### INSTRUCTIONS TO FOLLOW
Put each line from the start of the material through the one containing "legend-row xyxy=(1282,710,1495,735)" into a Markdown table with the columns Row and Line. Row holds a running row number, and blank lines are left out.
* start THE RECORDS *
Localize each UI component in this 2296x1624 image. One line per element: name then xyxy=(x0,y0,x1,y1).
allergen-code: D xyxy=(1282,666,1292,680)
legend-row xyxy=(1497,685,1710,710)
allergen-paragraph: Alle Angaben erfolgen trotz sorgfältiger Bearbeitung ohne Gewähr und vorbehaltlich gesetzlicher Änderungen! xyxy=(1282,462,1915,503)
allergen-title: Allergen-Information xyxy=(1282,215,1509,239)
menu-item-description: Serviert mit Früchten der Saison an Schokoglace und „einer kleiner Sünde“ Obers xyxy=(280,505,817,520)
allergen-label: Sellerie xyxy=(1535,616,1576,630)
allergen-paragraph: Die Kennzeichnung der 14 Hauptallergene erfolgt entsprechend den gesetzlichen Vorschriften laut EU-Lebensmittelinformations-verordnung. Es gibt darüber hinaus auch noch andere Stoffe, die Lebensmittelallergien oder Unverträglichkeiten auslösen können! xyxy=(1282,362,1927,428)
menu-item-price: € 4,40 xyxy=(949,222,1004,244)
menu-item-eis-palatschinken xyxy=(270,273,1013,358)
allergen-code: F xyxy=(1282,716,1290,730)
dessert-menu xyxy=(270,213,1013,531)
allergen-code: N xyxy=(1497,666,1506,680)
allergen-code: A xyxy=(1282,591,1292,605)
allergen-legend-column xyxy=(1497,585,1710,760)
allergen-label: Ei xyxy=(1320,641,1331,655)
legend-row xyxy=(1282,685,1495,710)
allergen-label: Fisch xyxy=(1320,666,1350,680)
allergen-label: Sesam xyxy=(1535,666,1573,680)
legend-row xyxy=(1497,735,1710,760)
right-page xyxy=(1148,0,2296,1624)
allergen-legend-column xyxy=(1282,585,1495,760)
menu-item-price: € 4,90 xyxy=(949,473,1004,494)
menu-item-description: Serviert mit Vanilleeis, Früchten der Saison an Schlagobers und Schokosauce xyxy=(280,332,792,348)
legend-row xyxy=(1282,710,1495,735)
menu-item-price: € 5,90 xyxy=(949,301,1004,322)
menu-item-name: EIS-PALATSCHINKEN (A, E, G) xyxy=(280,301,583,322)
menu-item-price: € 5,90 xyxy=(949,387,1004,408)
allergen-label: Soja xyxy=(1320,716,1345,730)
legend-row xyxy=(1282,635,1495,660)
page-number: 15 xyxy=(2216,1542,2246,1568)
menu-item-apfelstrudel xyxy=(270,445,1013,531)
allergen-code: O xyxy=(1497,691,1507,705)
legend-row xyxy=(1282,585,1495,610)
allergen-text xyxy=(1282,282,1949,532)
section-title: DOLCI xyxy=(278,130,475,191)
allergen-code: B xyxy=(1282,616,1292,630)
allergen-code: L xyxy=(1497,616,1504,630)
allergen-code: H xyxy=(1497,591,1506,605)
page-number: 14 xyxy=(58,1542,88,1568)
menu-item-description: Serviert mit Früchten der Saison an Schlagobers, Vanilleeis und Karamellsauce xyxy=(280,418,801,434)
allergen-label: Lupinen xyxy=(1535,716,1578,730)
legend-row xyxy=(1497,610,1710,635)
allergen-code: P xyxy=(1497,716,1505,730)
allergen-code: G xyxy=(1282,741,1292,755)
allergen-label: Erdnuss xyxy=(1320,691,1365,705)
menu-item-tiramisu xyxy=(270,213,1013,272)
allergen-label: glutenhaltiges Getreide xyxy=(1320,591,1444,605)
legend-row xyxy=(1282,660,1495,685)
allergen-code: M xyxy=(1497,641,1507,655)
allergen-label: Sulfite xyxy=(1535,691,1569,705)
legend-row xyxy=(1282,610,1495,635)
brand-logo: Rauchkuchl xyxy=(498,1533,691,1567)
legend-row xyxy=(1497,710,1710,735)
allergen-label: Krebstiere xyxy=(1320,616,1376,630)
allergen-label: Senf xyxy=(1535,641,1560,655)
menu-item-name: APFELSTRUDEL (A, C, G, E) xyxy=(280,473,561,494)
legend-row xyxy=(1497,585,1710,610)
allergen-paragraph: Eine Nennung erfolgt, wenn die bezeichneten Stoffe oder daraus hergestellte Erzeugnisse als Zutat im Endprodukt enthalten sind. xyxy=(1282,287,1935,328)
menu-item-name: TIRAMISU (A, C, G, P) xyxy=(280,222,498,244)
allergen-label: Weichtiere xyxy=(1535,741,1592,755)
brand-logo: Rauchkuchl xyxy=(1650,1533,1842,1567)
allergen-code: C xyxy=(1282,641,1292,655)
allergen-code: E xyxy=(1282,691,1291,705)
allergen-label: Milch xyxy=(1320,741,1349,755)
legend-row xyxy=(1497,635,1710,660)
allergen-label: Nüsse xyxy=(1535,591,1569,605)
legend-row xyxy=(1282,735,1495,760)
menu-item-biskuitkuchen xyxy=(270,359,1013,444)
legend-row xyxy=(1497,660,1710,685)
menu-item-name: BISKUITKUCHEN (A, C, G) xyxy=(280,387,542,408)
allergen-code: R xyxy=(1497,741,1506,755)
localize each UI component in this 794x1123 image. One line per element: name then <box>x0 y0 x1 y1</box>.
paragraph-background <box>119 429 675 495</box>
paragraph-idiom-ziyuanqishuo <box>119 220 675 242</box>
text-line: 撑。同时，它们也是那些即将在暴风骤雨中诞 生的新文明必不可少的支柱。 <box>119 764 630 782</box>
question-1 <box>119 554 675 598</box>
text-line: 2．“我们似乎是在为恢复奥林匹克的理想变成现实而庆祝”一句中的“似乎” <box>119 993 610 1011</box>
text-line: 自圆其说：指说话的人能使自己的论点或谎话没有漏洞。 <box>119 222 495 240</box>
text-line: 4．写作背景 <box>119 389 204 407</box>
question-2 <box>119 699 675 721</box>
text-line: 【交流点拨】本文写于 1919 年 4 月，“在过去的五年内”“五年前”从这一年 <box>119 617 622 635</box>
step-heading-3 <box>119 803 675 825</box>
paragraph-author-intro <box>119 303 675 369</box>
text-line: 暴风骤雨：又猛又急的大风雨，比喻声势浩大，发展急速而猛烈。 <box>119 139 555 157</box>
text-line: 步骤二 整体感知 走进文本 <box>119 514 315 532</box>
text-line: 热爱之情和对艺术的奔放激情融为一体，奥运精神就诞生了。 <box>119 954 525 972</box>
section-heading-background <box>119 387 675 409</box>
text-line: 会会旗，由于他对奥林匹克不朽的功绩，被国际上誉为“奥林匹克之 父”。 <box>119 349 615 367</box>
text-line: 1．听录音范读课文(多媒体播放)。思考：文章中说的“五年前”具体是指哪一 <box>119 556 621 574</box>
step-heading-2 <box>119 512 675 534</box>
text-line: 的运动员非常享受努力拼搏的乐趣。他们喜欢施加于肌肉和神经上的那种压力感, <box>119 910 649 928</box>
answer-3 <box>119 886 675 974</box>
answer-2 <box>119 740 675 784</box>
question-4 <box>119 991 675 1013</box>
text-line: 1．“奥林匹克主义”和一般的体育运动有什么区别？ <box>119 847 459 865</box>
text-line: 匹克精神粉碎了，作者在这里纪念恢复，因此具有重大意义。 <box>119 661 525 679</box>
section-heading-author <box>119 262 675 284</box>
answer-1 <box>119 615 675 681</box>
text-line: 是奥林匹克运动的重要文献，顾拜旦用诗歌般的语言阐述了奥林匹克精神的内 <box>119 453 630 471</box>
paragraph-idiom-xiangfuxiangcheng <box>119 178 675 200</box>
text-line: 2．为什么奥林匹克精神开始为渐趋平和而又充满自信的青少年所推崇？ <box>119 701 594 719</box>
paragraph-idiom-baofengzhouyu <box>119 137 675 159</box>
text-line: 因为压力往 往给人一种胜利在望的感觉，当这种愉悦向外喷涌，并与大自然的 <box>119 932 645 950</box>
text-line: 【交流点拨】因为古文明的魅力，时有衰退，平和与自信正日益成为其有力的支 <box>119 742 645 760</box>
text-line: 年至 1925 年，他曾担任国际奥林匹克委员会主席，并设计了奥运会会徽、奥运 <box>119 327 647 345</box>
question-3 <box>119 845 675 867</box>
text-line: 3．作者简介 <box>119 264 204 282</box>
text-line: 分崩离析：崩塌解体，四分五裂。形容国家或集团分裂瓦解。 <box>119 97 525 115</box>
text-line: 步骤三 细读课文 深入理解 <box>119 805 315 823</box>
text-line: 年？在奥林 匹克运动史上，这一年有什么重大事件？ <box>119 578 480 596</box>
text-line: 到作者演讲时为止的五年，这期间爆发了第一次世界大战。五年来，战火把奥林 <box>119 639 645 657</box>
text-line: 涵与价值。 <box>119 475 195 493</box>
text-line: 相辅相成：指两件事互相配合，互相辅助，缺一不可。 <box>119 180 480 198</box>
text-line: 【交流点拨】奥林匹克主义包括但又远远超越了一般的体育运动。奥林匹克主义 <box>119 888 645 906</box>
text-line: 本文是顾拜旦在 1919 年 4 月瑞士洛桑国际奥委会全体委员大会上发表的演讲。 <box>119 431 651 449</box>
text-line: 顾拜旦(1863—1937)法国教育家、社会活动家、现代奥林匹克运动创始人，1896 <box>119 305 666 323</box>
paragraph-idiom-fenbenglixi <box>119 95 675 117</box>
* end THE RECORDS *
### REPLY TO THE TASK
| Row | Line |
|---|---|
| 1 | Localize each UI component in this 2296x1624 image. One line per element: name then xyxy=(x0,y0,x1,y1). |
| 2 | allergen-code: D xyxy=(1282,666,1292,680) |
| 3 | legend-row xyxy=(1497,685,1710,710) |
| 4 | allergen-paragraph: Alle Angaben erfolgen trotz sorgfältiger Bearbeitung ohne Gewähr und vorbehaltlich gesetzlicher Änderungen! xyxy=(1282,462,1915,503) |
| 5 | allergen-title: Allergen-Information xyxy=(1282,215,1509,239) |
| 6 | menu-item-description: Serviert mit Früchten der Saison an Schokoglace und „einer kleiner Sünde“ Obers xyxy=(280,505,817,520) |
| 7 | allergen-label: Sellerie xyxy=(1535,616,1576,630) |
| 8 | allergen-paragraph: Die Kennzeichnung der 14 Hauptallergene erfolgt entsprechend den gesetzlichen Vorschriften laut EU-Lebensmittelinformations-verordnung. Es gibt darüber hinaus auch noch andere Stoffe, die Lebensmittelallergien oder Unverträglichkeiten auslösen können! xyxy=(1282,362,1927,428) |
| 9 | menu-item-price: € 4,40 xyxy=(949,222,1004,244) |
| 10 | menu-item-eis-palatschinken xyxy=(270,273,1013,358) |
| 11 | allergen-code: F xyxy=(1282,716,1290,730) |
| 12 | dessert-menu xyxy=(270,213,1013,531) |
| 13 | allergen-code: N xyxy=(1497,666,1506,680) |
| 14 | allergen-code: A xyxy=(1282,591,1292,605) |
| 15 | allergen-legend-column xyxy=(1497,585,1710,760) |
| 16 | allergen-label: Ei xyxy=(1320,641,1331,655) |
| 17 | legend-row xyxy=(1282,685,1495,710) |
| 18 | allergen-label: Fisch xyxy=(1320,666,1350,680) |
| 19 | allergen-label: Sesam xyxy=(1535,666,1573,680) |
| 20 | legend-row xyxy=(1497,735,1710,760) |
| 21 | right-page xyxy=(1148,0,2296,1624) |
| 22 | allergen-legend-column xyxy=(1282,585,1495,760) |
| 23 | menu-item-price: € 4,90 xyxy=(949,473,1004,494) |
| 24 | menu-item-description: Serviert mit Vanilleeis, Früchten der Saison an Schlagobers und Schokosauce xyxy=(280,332,792,348) |
| 25 | legend-row xyxy=(1282,710,1495,735) |